# [THE REQUEST]
Repeat each entry as written, dropping any picture you find.

......

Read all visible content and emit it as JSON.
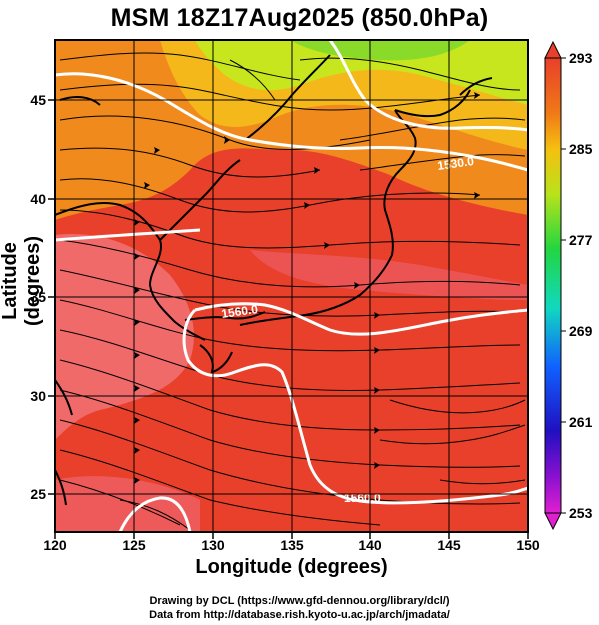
{
  "title": "MSM 18Z17Aug2025 (850.0hPa)",
  "xlabel": "Longitude (degrees)",
  "ylabel": "Latitude  (degrees)",
  "credit_line1": "Drawing by DCL (https://www.gfd-dennou.org/library/dcl/)",
  "credit_line2": "Data from http://database.rish.kyoto-u.ac.jp/arch/jmadata/",
  "x_ticks": [
    "120",
    "125",
    "130",
    "135",
    "140",
    "145",
    "150"
  ],
  "y_ticks": [
    "25",
    "30",
    "35",
    "40",
    "45"
  ],
  "colorbar": {
    "ticks": [
      "293",
      "285",
      "277",
      "269",
      "261",
      "253"
    ],
    "max_value": 293,
    "min_value": 253
  },
  "contour_labels": [
    "1530.0",
    "1560.0",
    "1560.0"
  ],
  "chart_data": {
    "type": "heatmap",
    "title": "MSM 18Z17Aug2025 (850.0hPa)",
    "xlabel": "Longitude (degrees)",
    "ylabel": "Latitude  (degrees)",
    "xlim": [
      120,
      150
    ],
    "ylim": [
      22.5,
      47.5
    ],
    "x_ticks": [
      120,
      125,
      130,
      135,
      140,
      145,
      150
    ],
    "y_ticks": [
      25,
      30,
      35,
      40,
      45
    ],
    "colorbar_range": [
      253,
      293
    ],
    "colorbar_ticks": [
      293,
      285,
      277,
      269,
      261,
      253
    ],
    "contour_levels": [
      1530,
      1560
    ],
    "overlays": [
      "temperature shading",
      "wind streamlines",
      "geopotential height contours",
      "coastlines"
    ],
    "grid": true
  },
  "colors": {
    "warm": "#e8402a",
    "hot": "#f06a6a",
    "mid": "#f08a1c",
    "cool": "#c8e61e",
    "contour": "#ffffff"
  }
}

......

# [SOLUTION FOR THIS PROBLEM]
Read all visible content and emit it as JSON.
{
  "title": "MSM 18Z17Aug2025 (850.0hPa)",
  "xlabel": "Longitude (degrees)",
  "ylabel": "Latitude  (degrees)",
  "credit_line1": "Drawing by DCL (https://www.gfd-dennou.org/library/dcl/)",
  "credit_line2": "Data from http://database.rish.kyoto-u.ac.jp/arch/jmadata/",
  "x_ticks": [
    "120",
    "125",
    "130",
    "135",
    "140",
    "145",
    "150"
  ],
  "y_ticks": [
    "25",
    "30",
    "35",
    "40",
    "45"
  ],
  "colorbar": {
    "ticks": [
      "293",
      "285",
      "277",
      "269",
      "261",
      "253"
    ],
    "max_value": 293,
    "min_value": 253
  },
  "contour_labels": [
    "1530.0",
    "1560.0",
    "1560.0"
  ],
  "chart_data": {
    "type": "heatmap",
    "title": "MSM 18Z17Aug2025 (850.0hPa)",
    "xlabel": "Longitude (degrees)",
    "ylabel": "Latitude  (degrees)",
    "xlim": [
      120,
      150
    ],
    "ylim": [
      22.5,
      47.5
    ],
    "x_ticks": [
      120,
      125,
      130,
      135,
      140,
      145,
      150
    ],
    "y_ticks": [
      25,
      30,
      35,
      40,
      45
    ],
    "colorbar_range": [
      253,
      293
    ],
    "colorbar_ticks": [
      293,
      285,
      277,
      269,
      261,
      253
    ],
    "contour_levels": [
      1530,
      1560
    ],
    "overlays": [
      "temperature shading",
      "wind streamlines",
      "geopotential height contours",
      "coastlines"
    ],
    "grid": true
  },
  "colors": {
    "warm": "#e8402a",
    "hot": "#f06a6a",
    "mid": "#f08a1c",
    "cool": "#c8e61e",
    "contour": "#ffffff"
  }
}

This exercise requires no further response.